Dataset entries on figures

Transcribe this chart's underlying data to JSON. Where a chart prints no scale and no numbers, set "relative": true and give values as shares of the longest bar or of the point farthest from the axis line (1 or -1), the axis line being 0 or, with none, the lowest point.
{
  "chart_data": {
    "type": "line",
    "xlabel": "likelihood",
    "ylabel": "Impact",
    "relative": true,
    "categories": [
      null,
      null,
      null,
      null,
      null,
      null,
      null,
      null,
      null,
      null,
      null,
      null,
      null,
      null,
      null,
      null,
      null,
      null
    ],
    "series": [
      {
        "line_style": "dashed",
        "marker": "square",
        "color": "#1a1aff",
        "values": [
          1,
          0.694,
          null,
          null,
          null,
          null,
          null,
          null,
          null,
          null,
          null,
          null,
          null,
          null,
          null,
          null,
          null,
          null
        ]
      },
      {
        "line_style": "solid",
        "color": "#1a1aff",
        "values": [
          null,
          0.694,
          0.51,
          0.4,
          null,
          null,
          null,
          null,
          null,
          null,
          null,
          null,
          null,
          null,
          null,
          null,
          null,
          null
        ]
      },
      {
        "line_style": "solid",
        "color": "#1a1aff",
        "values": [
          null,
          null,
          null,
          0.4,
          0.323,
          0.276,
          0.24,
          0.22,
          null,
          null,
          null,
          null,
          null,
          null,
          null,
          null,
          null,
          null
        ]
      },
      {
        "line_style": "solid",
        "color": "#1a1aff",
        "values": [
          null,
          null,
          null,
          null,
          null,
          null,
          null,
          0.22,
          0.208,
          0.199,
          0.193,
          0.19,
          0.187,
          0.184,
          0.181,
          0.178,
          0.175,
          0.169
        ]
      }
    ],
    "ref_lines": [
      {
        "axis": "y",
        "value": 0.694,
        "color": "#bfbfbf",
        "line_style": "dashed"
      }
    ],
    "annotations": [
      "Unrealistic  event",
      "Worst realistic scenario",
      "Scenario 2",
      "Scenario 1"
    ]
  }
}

Exercise directions
Write out the entries above once more, without altering anything.

Reply to the task
Transcribe this chart's underlying data to JSON. Where a chart prints no scale and no numbers, set "relative": true and give values as shares of the longest bar or of the point farthest from the axis line (1 or -1), the axis line being 0 or, with none, the lowest point.
{
  "chart_data": {
    "type": "line",
    "xlabel": "likelihood",
    "ylabel": "Impact",
    "relative": true,
    "categories": [
      null,
      null,
      null,
      null,
      null,
      null,
      null,
      null,
      null,
      null,
      null,
      null,
      null,
      null,
      null,
      null,
      null,
      null
    ],
    "series": [
      {
        "line_style": "dashed",
        "marker": "square",
        "color": "#1a1aff",
        "values": [
          1,
          0.694,
          null,
          null,
          null,
          null,
          null,
          null,
          null,
          null,
          null,
          null,
          null,
          null,
          null,
          null,
          null,
          null
        ]
      },
      {
        "line_style": "solid",
        "color": "#1a1aff",
        "values": [
          null,
          0.694,
          0.51,
          0.4,
          null,
          null,
          null,
          null,
          null,
          null,
          null,
          null,
          null,
          null,
          null,
          null,
          null,
          null
        ]
      },
      {
        "line_style": "solid",
        "color": "#1a1aff",
        "values": [
          null,
          null,
          null,
          0.4,
          0.323,
          0.276,
          0.24,
          0.22,
          null,
          null,
          null,
          null,
          null,
          null,
          null,
          null,
          null,
          null
        ]
      },
      {
        "line_style": "solid",
        "color": "#1a1aff",
        "values": [
          null,
          null,
          null,
          null,
          null,
          null,
          null,
          0.22,
          0.208,
          0.199,
          0.193,
          0.19,
          0.187,
          0.184,
          0.181,
          0.178,
          0.175,
          0.169
        ]
      }
    ],
    "ref_lines": [
      {
        "axis": "y",
        "value": 0.694,
        "color": "#bfbfbf",
        "line_style": "dashed"
      }
    ],
    "annotations": [
      "Unrealistic  event",
      "Worst realistic scenario",
      "Scenario 2",
      "Scenario 1"
    ]
  }
}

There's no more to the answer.